§ Requirement: Your answer must consist solely of the number of lines that contain the word "clínicas".

[begin Supplied material]

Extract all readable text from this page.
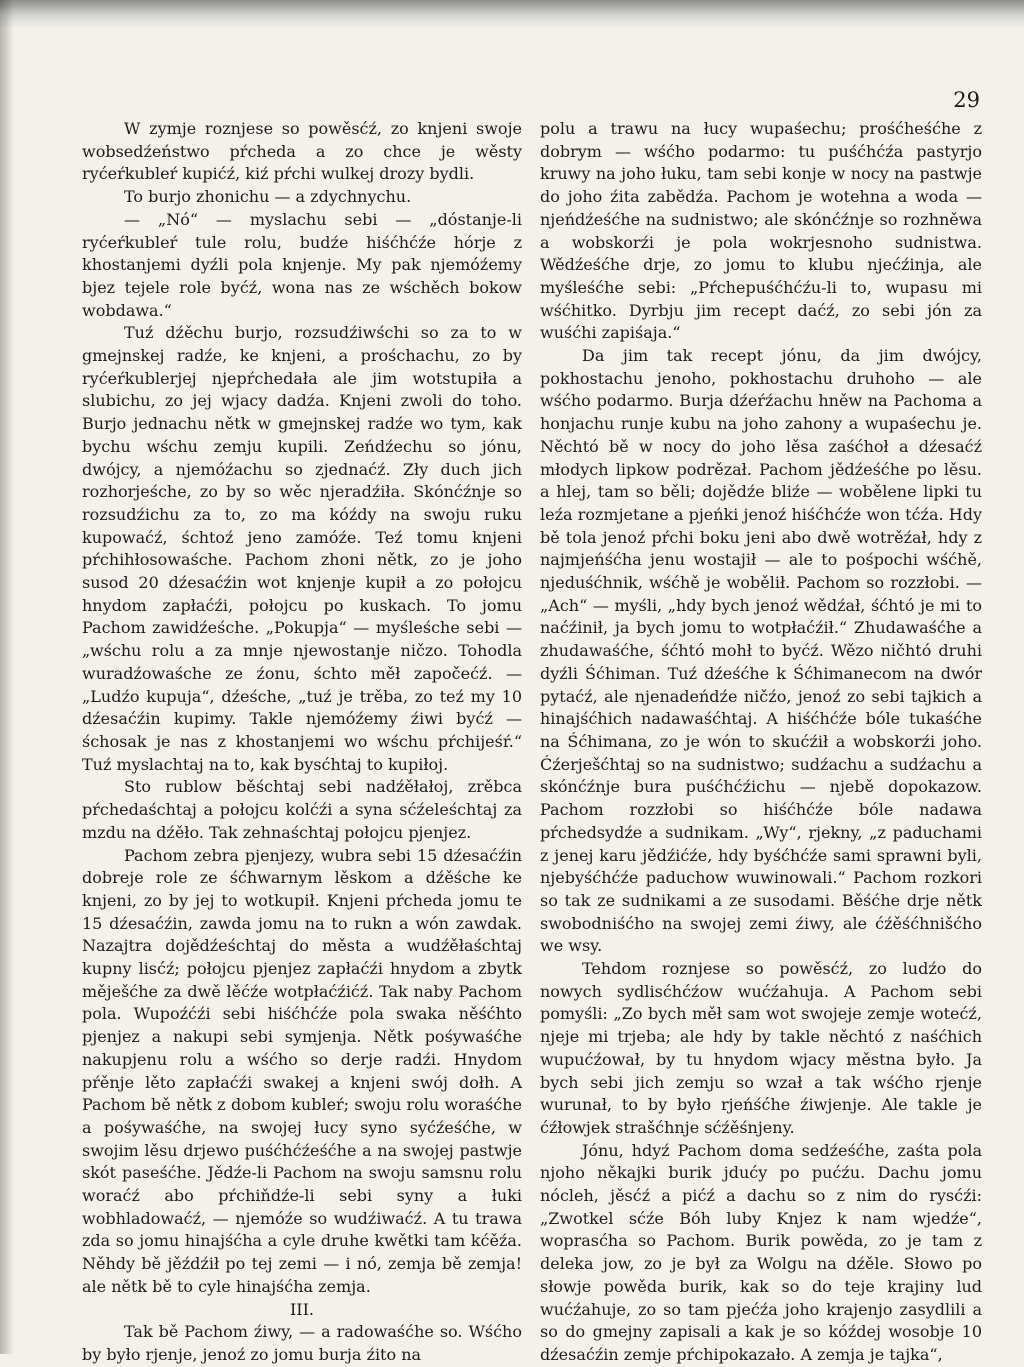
29

W zymje roznjese so powěsćź, zo knjeni swoje wobsedźeństwo pŕcheda a zo chce je wěsty ryćeŕkubleŕ kupićź, kiź pŕchi wulkej drozy bydli.

To burjo zhonichu — a zdychnychu.

— „Nó“ — myslachu sebi — „dóstanje-li ryćeŕkubleŕ tule rolu, budźe hiśćhćźe hórje z khostanjemi dyźli pola knjenje. My pak njemóźemy bjez tejele role byćź, wona nas ze wśchěch bokow wobdawa.“

Tuź dźěchu burjo, rozsudźiwśchi so za to w gmejnskej radźe, ke knjeni, a prośchachu, zo by ryćeŕkublerjej njepŕchedała ale jim wotstupiła a slubichu, zo jej wjacy dadźa. Knjeni zwoli do toho. Burjo jednachu nětk w gmejnskej radźe wo tym, kak bychu wśchu zemju kupili. Zeńdźechu so jónu, dwójcy, a njemóźachu so zjednaćź. Zły duch jich rozhorjeśche, zo by so wěc njeradźiła. Skónćźnje so rozsudźichu za to, zo ma kóźdy na swoju ruku kupowaćź, śchtoź jeno zamóźe. Teź tomu knjeni pŕchihłosowaśche. Pachom zhoni nětk, zo je joho susod 20 dźesaćźin wot knjenje kupił a zo połojcu hnydom zapłaćźi, połojcu po kuskach. To jomu Pachom zawidźeśche. „Pokupja“ — myśleśche sebi — „wśchu rolu a za mnje njewostanje ničzo. Tohodla wuradźowaśche ze źonu, śchto měł započećź. — „Ludźo kupuja“, dźeśche, „tuź je trěba, zo teź my 10 dźesaćźin kupimy. Takle njemóźemy źiwi byćź — śchosak je nas z khostanjemi wo wśchu pŕchijeśŕ.“ Tuź myslachtaj na to, kak bysćhtaj to kupiłoj.

Sto rublow běśchtaj sebi nadźěłałoj, zrěbca pŕchedaśchtaj a połojcu kolćźi a syna sćźeleśchtaj za mzdu na dźěło. Tak zehnaśchtaj połojcu pjenjez.

Pachom zebra pjenjezy, wubra sebi 15 dźesaćźin dobreje role ze śćhwarnym lěskom a dźěśche ke knjeni, zo by jej to wotkupił. Knjeni pŕcheda jomu te 15 dźesaćźin, zawda jomu na to rukn a wón zawdak. Nazajtra dojědźeśchtaj do města a wudźěłaśchtaj kupny lisćź; połojcu pjenjez zapłaćźi hnydom a zbytk měješćhe za dwě lěćźe wotpłaćźićź. Tak naby Pachom pola. Wupoźćźi sebi hiśćhćźe pola swaka něśćhto pjenjez a nakupi sebi symjenja. Nětk pośywaśćhe nakupjenu rolu a wśćho so derje radźi. Hnydom pŕěnje lěto zapłaćźi swakej a knjeni swój dołh. A Pachom bě nětk z dobom kubleŕ; swoju rolu woraśćhe a pośywaśćhe, na swojej łucy syno syćźeśćhe, w swojim lěsu drjewo puśćhćźeśćhe a na swojej pastwje skót paseśćhe. Jědźe-li Pachom na swoju samsnu rolu woraćź abo pŕchiňdźe-li sebi syny a łuki wobhladowaćź, — njemóźe so wudźiwaćź. A tu trawa zda so jomu hinajśćha a cyle druhe kwětki tam kćěźa. Něhdy bě jěźdźił po tej zemi — i nó, zemja bě zemja! ale nětk bě to cyle hinajśćha zemja.

III.

Tak bě Pachom źiwy, — a radowaśćhe so. Wśćho by było rjenje, jenoź zo jomu burja źito na

polu a trawu na łucy wupaśechu; prośćheśćhe z dobrym — wśćho podarmo: tu puśćhćźa pastyrjo kruwy na joho łuku, tam sebi konje w nocy na pastwje do joho źita zabědźa. Pachom je wotehna a woda — njeńdźeśćhe na sudnistwo; ale skónćźnje so rozhněwa a wobskorźi je pola wokrjesnoho sudnistwa. Wědźeśćhe drje, zo jomu to klubu njećźinja, ale myśleśćhe sebi: „Pŕchepuśćhćźu-li to, wupasu mi wśćhitko. Dyrbju jim recept daćź, zo sebi jón za wuśćhi zapiśaja.“

Da jim tak recept jónu, da jim dwójcy, pokhostachu jenoho, pokhostachu druhoho — ale wśćho podarmo. Burja dźeŕźachu hněw na Pachoma a honjachu runje kubu na joho zahony a wupaśechu je. Něchtó bě w nocy do joho lěsa zaśćhoł a dźesaćź młodych lipkow podrězał. Pachom jědźeśćhe po lěsu. a hlej, tam so běli; dojědźe bliźe — wobělene lipki tu leźa rozmjetane a pjeńki jenoź hiśćhćźe won tćźa. Hdy bě tola jenoź pŕchi boku jeni abo dwě wotrěźał, hdy z najmjeńśćha jenu wostajił — ale to pośpochi wśćhě, njeduśćhnik, wśćhě je wobělił. Pachom so rozzłobi. — „Ach“ — myśli, „hdy bych jenoź wědźał, śćhtó je mi to naćźinił, ja bych jomu to wotpłaćźił.“ Zhudawaśćhe a zhudawaśćhe, śćhtó mohł to byćź. Wězo ničhtó druhi dyźli Śćhiman. Tuź dźeśćhe k Śćhimanecom na dwór pytaćź, ale njenadeńdźe ničźo, jenoź zo sebi tajkich a hinajśćhich nadawaśćhtaj. A hiśćhćźe bóle tukaśćhe na Śćhimana, zo je wón to skućźił a wobskorźi joho. Ćźerješćhtaj so na sudnistwo; sudźachu a sudźachu a skónćźnje bura puśćhćźichu — njebě dopokazow. Pachom rozzłobi so hiśćhćźe bóle nadawa pŕchedsydźe a sudnikam. „Wy“, rjekny, „z paduchami z jenej karu jědźićźe, hdy byśćhćźe sami sprawni byli, njebyśćhćźe paduchow wuwinowali.“ Pachom rozkori so tak ze sudnikami a ze susodami. Běśćhe drje nětk swobodniśćho na swojej zemi źiwy, ale ćźěśćhnišćho we wsy.

Tehdom roznjese so powěsćź, zo ludźo do nowych sydlisćhćźow wućźahuja. A Pachom sebi pomyśli: „Zo bych měł sam wot swojeje zemje wotećź, njeje mi trjeba; ale hdy by takle něchtó z naśćhich wupućźował, by tu hnydom wjacy městna było. Ja bych sebi jich zemju so wzał a tak wśćho rjenje wurunał, to by było rjeńśćhe źiwjenje. Ale takle je ćźłowjek strašćhnje sćźěśnjeny.

Jónu, hdyź Pachom doma sedźeśćhe, zaśta pola njoho někajki burik jdućy po pućźu. Dachu jomu nócleh, jěsćź a pićź a dachu so z nim do rysćźi: „Zwotkel sćźe Bóh luby Knjez k nam wjedźe“, woprasćha so Pachom. Burik powěda, zo je tam z deleka jow, zo je był za Wolgu na dźěle. Słowo po słowje powěda burik, kak so do teje krajiny lud wućźahuje, zo so tam pjećźa joho krajenjo zasydlili a so do gmejny zapisali a kak je so kóźdej wosobje 10 dźesaćźin zemje pŕchipokazało. A zemja je tajka“,
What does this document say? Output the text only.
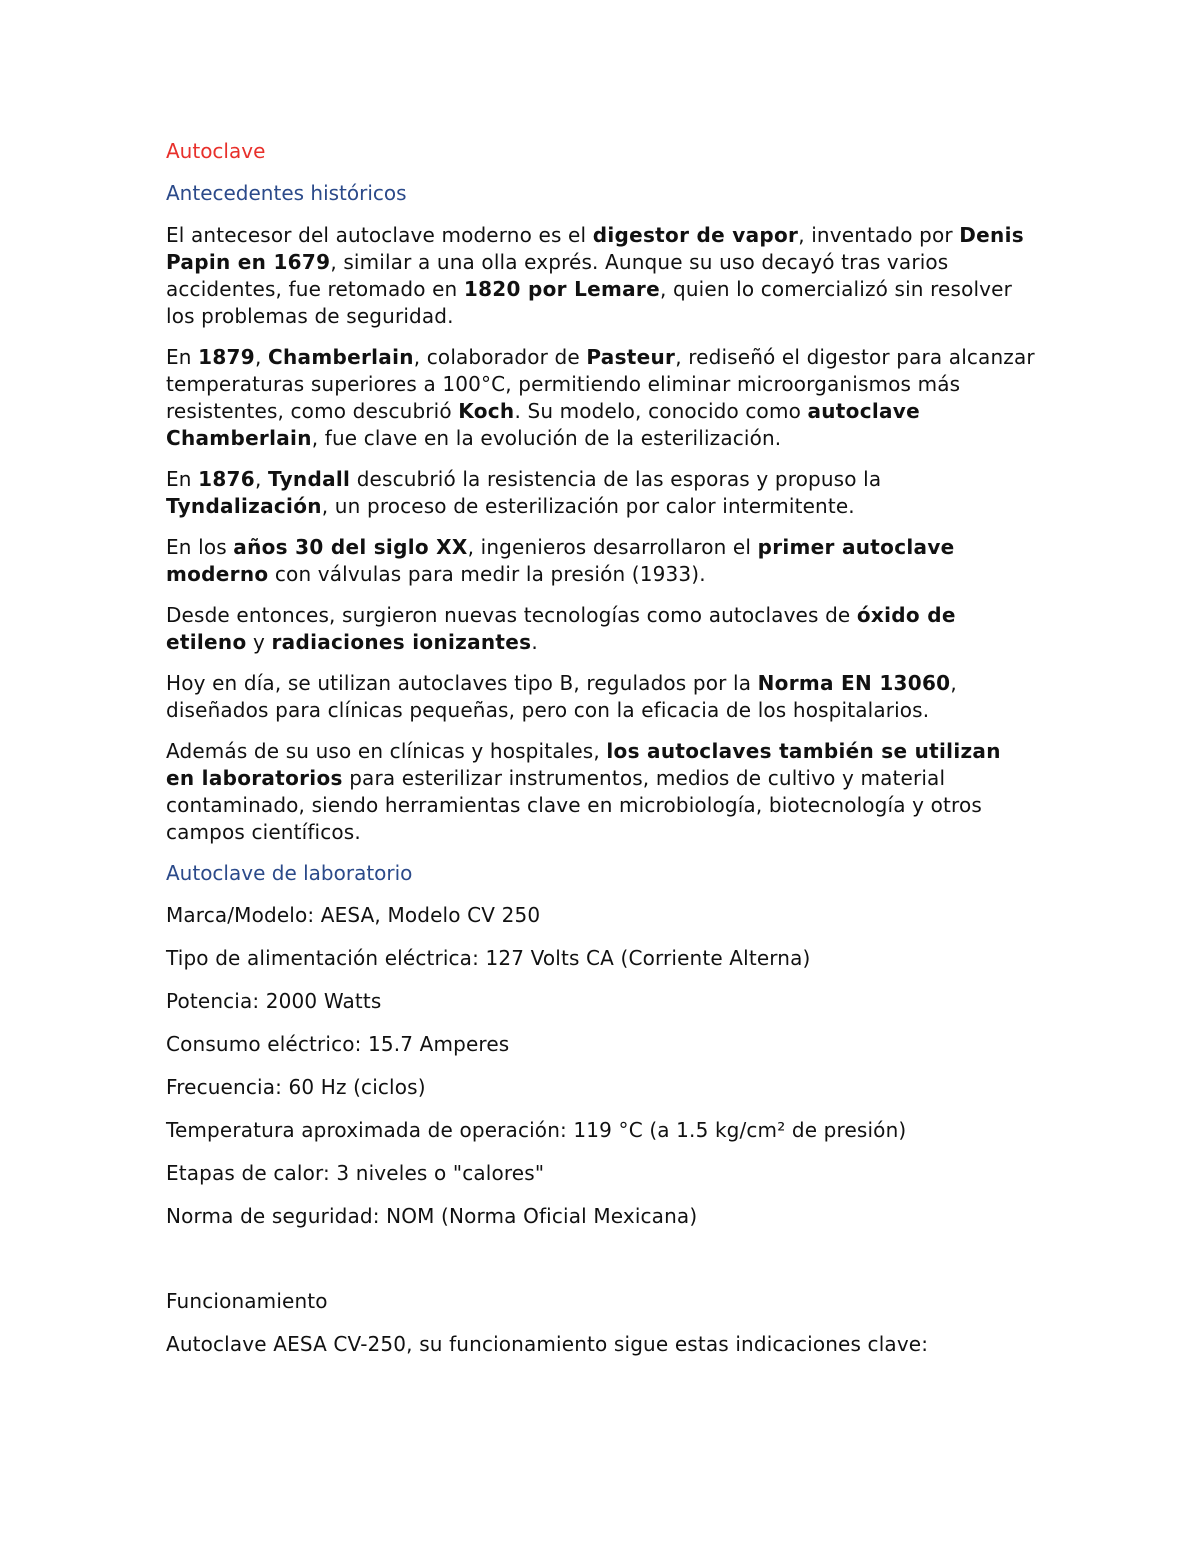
Autoclave
Antecedentes históricos

El antecesor del autoclave moderno es el digestor de vapor, inventado por Denis Papin en 1679, similar a una olla exprés. Aunque su uso decayó tras varios accidentes, fue retomado en 1820 por Lemare, quien lo comercializó sin resolver los problemas de seguridad.

En 1879, Chamberlain, colaborador de Pasteur, rediseñó el digestor para alcanzar temperaturas superiores a 100°C, permitiendo eliminar microorganismos más resistentes, como descubrió Koch. Su modelo, conocido como autoclave Chamberlain, fue clave en la evolución de la esterilización.

En 1876, Tyndall descubrió la resistencia de las esporas y propuso la Tyndalización, un proceso de esterilización por calor intermitente.

En los años 30 del siglo XX, ingenieros desarrollaron el primer autoclave moderno con válvulas para medir la presión (1933).

Desde entonces, surgieron nuevas tecnologías como autoclaves de óxido de etileno y radiaciones ionizantes.

Hoy en día, se utilizan autoclaves tipo B, regulados por la Norma EN 13060, diseñados para clínicas pequeñas, pero con la eficacia de los hospitalarios.

Además de su uso en clínicas y hospitales, los autoclaves también se utilizan en laboratorios para esterilizar instrumentos, medios de cultivo y material contaminado, siendo herramientas clave en microbiología, biotecnología y otros campos científicos.

Autoclave de laboratorio

Marca/Modelo: AESA, Modelo CV 250

Tipo de alimentación eléctrica: 127 Volts CA (Corriente Alterna)

Potencia: 2000 Watts

Consumo eléctrico: 15.7 Amperes

Frecuencia: 60 Hz (ciclos)

Temperatura aproximada de operación: 119 °C (a 1.5 kg/cm² de presión)

Etapas de calor: 3 niveles o "calores"

Norma de seguridad: NOM (Norma Oficial Mexicana)

Funcionamiento

Autoclave AESA CV-250, su funcionamiento sigue estas indicaciones clave:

[end Supplied material]

§ Response below: 2